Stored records

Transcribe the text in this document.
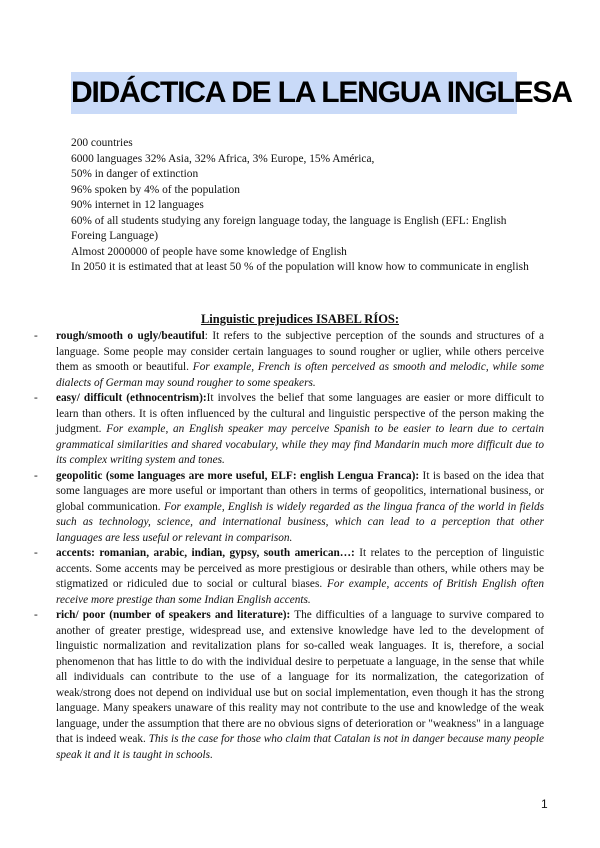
DIDÁCTICA DE LA LENGUA INGLESA
200 countries
6000 languages 32% Asia, 32% Africa, 3% Europe, 15% América,
50% in danger of extinction
96% spoken by 4% of the population
90% internet in 12 languages
60% of all students studying any foreign language today, the language is English (EFL: English Foreing Language)
Almost 2000000 of people have some knowledge of English
In 2050 it is estimated that at least 50 % of the population will know how to communicate in english
Linguistic prejudices ISABEL RÍOS:
- rough/smooth o ugly/beautiful: It refers to the subjective perception of the sounds and structures of a language. Some people may consider certain languages to sound rougher or uglier, while others perceive them as smooth or beautiful. For example, French is often perceived as smooth and melodic, while some dialects of German may sound rougher to some speakers.
- easy/ difficult (ethnocentrism):It involves the belief that some languages are easier or more difficult to learn than others. It is often influenced by the cultural and linguistic perspective of the person making the judgment. For example, an English speaker may perceive Spanish to be easier to learn due to certain grammatical similarities and shared vocabulary, while they may find Mandarin much more difficult due to its complex writing system and tones.
- geopolitic (some languages are more useful, ELF: english Lengua Franca): It is based on the idea that some languages are more useful or important than others in terms of geopolitics, international business, or global communication. For example, English is widely regarded as the lingua franca of the world in fields such as technology, science, and international business, which can lead to a perception that other languages are less useful or relevant in comparison.
- accents: romanian, arabic, indian, gypsy, south american…: It relates to the perception of linguistic accents. Some accents may be perceived as more prestigious or desirable than others, while others may be stigmatized or ridiculed due to social or cultural biases. For example, accents of British English often receive more prestige than some Indian English accents.
- rich/ poor (number of speakers and literature): The difficulties of a language to survive compared to another of greater prestige, widespread use, and extensive knowledge have led to the development of linguistic normalization and revitalization plans for so-called weak languages. It is, therefore, a social phenomenon that has little to do with the individual desire to perpetuate a language, in the sense that while all individuals can contribute to the use of a language for its normalization, the categorization of weak/strong does not depend on individual use but on social implementation, even though it has the strong language. Many speakers unaware of this reality may not contribute to the use and knowledge of the weak language, under the assumption that there are no obvious signs of deterioration or "weakness" in a language that is indeed weak. This is the case for those who claim that Catalan is not in danger because many people speak it and it is taught in schools.
1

CHALLENGE —
Exclude the images and reproduce the remaining data exactly.

OUTPUT OF THE EXERCISE —
Transcribe the text in this document.
DIDÁCTICA DE LA LENGUA INGLESA
200 countries
6000 languages 32% Asia, 32% Africa, 3% Europe, 15% América,
50% in danger of extinction
96% spoken by 4% of the population
90% internet in 12 languages
60% of all students studying any foreign language today, the language is English (EFL: English Foreing Language)
Almost 2000000 of people have some knowledge of English
In 2050 it is estimated that at least 50 % of the population will know how to communicate in english
Linguistic prejudices ISABEL RÍOS:
- rough/smooth o ugly/beautiful: It refers to the subjective perception of the sounds and structures of a language. Some people may consider certain languages to sound rougher or uglier, while others perceive them as smooth or beautiful. For example, French is often perceived as smooth and melodic, while some dialects of German may sound rougher to some speakers.
- easy/ difficult (ethnocentrism):It involves the belief that some languages are easier or more difficult to learn than others. It is often influenced by the cultural and linguistic perspective of the person making the judgment. For example, an English speaker may perceive Spanish to be easier to learn due to certain grammatical similarities and shared vocabulary, while they may find Mandarin much more difficult due to its complex writing system and tones.
- geopolitic (some languages are more useful, ELF: english Lengua Franca): It is based on the idea that some languages are more useful or important than others in terms of geopolitics, international business, or global communication. For example, English is widely regarded as the lingua franca of the world in fields such as technology, science, and international business, which can lead to a perception that other languages are less useful or relevant in comparison.
- accents: romanian, arabic, indian, gypsy, south american…: It relates to the perception of linguistic accents. Some accents may be perceived as more prestigious or desirable than others, while others may be stigmatized or ridiculed due to social or cultural biases. For example, accents of British English often receive more prestige than some Indian English accents.
- rich/ poor (number of speakers and literature): The difficulties of a language to survive compared to another of greater prestige, widespread use, and extensive knowledge have led to the development of linguistic normalization and revitalization plans for so-called weak languages. It is, therefore, a social phenomenon that has little to do with the individual desire to perpetuate a language, in the sense that while all individuals can contribute to the use of a language for its normalization, the categorization of weak/strong does not depend on individual use but on social implementation, even though it has the strong language. Many speakers unaware of this reality may not contribute to the use and knowledge of the weak language, under the assumption that there are no obvious signs of deterioration or "weakness" in a language that is indeed weak. This is the case for those who claim that Catalan is not in danger because many people speak it and it is taught in schools.
1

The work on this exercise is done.